Directive: Using the entries below, transcribe exactly the line containing "What's the underlying" and each line that follows it to the end.

Data:
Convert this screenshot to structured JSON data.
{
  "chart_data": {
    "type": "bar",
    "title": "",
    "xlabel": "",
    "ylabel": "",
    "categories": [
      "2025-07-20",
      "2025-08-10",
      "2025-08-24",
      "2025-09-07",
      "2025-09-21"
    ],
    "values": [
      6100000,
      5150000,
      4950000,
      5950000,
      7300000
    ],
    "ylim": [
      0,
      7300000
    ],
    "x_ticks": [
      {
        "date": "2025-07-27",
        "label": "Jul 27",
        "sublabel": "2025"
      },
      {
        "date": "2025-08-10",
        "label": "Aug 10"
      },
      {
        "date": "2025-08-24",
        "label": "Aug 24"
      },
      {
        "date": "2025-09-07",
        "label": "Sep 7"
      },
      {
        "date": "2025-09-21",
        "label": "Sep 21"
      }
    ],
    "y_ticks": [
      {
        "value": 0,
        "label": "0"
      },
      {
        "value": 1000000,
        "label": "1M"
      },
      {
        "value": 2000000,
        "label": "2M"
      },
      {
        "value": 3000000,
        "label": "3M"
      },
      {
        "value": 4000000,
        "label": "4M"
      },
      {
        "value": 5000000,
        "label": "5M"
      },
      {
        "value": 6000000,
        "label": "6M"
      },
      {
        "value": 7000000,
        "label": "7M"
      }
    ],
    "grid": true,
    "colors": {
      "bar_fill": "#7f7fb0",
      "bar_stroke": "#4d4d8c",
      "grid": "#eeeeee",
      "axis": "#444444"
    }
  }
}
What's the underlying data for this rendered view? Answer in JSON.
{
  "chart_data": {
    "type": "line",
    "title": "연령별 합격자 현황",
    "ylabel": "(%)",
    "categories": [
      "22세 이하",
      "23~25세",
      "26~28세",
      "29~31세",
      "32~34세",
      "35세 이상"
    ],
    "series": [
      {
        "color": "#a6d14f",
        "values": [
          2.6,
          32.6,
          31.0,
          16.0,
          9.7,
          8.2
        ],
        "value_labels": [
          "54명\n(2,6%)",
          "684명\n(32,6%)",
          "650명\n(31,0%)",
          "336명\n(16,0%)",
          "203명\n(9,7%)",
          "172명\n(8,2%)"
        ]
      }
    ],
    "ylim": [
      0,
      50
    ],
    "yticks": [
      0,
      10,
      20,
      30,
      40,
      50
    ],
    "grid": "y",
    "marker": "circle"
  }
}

Task solution:
What's the underlying data for this rendered view? Answer in JSON.
{
  "chart_data": {
    "type": "line",
    "title": "연령별 합격자 현황",
    "ylabel": "(%)",
    "categories": [
      "22세 이하",
      "23~25세",
      "26~28세",
      "29~31세",
      "32~34세",
      "35세 이상"
    ],
    "series": [
      {
        "color": "#a6d14f",
        "values": [
          2.6,
          32.6,
          31.0,
          16.0,
          9.7,
          8.2
        ],
        "value_labels": [
          "54명\n(2,6%)",
          "684명\n(32,6%)",
          "650명\n(31,0%)",
          "336명\n(16,0%)",
          "203명\n(9,7%)",
          "172명\n(8,2%)"
        ]
      }
    ],
    "ylim": [
      0,
      50
    ],
    "yticks": [
      0,
      10,
      20,
      30,
      40,
      50
    ],
    "grid": "y",
    "marker": "circle"
  }
}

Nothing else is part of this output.